Exercises:
**1)** In the buffalo photo thread, in which country was the water buffalo photographed?
**2)** List every distinct username that posts in the buffalo photo thread.
start Document extract
# O give me a home, where the buffalo roam



## FatDaddyJones (Jan 5, 2013)

Don't know that this one deserves its own topic, but I couldn't find a better place to put it. This is not the American Bison, but rather a water buffalo. Interestingly in Thailand, where I shot this pic, the word buffalo is the worse curse word that you can possibly say. I don't think this buffalo really cares. 

Shot with a 7D.


----------



## RustyTheGeek (Jan 5, 2013)

That's a great shot with the mono reeds in the background and the tongue lick! What a fun shot!

I do wish your watermark wasn't quite so big and distracting. That cotton pickin' *BUFFALO(!)* watermark! (Pardon my foul language! LOL)


----------



## FatDaddyJones (Jan 7, 2013)

I had a lot of fun shooting this. What was really funny was that this normally very docile creature didn't like his picture being taken for some reason, and started charging after me. I jumped in the back of my Ranger and kept shooting. There were a couple of guys who watching after the buffalo that were laughing their heads off. Thankfully, you don't have to have release forms for buffalo. I don't think he would have signed it.


----------



## anand (Jan 8, 2013)

Nice image and story. Most of the wild life are photographed whether they like it or not. And they do not even know or care how the image is .............


----------
end Document extract
start Data lines
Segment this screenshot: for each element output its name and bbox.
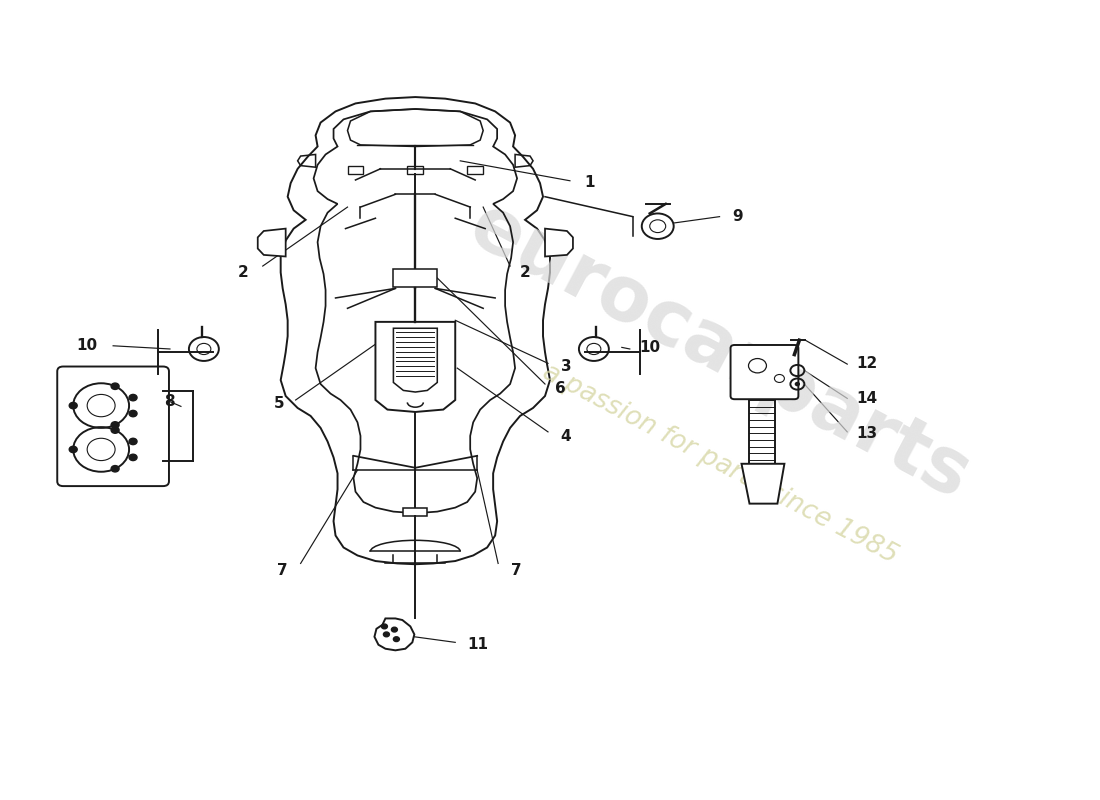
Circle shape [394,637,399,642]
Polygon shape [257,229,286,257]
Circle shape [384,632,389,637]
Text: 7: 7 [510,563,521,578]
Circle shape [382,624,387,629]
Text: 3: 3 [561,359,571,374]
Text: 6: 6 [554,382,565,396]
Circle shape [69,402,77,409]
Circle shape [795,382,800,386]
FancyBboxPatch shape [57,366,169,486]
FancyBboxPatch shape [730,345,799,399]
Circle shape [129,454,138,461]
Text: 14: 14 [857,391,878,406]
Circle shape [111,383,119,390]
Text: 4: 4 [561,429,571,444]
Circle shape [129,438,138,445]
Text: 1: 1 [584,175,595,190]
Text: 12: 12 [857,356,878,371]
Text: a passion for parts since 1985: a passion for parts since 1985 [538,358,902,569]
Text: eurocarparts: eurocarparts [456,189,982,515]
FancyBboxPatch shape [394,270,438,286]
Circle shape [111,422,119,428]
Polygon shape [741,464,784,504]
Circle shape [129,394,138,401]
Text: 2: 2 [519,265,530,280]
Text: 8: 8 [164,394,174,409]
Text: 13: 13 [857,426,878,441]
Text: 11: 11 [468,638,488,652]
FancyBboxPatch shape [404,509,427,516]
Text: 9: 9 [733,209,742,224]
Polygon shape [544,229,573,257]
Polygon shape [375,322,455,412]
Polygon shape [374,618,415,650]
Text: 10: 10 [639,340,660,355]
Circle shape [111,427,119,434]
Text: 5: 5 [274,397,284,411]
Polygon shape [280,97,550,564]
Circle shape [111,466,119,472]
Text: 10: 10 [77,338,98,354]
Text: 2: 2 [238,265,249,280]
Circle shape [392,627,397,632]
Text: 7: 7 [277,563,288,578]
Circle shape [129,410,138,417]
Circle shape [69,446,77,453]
end Data lines
Solution list:
**1)** Thailand

**2)** FatDaddyJones, RustyTheGeek, anand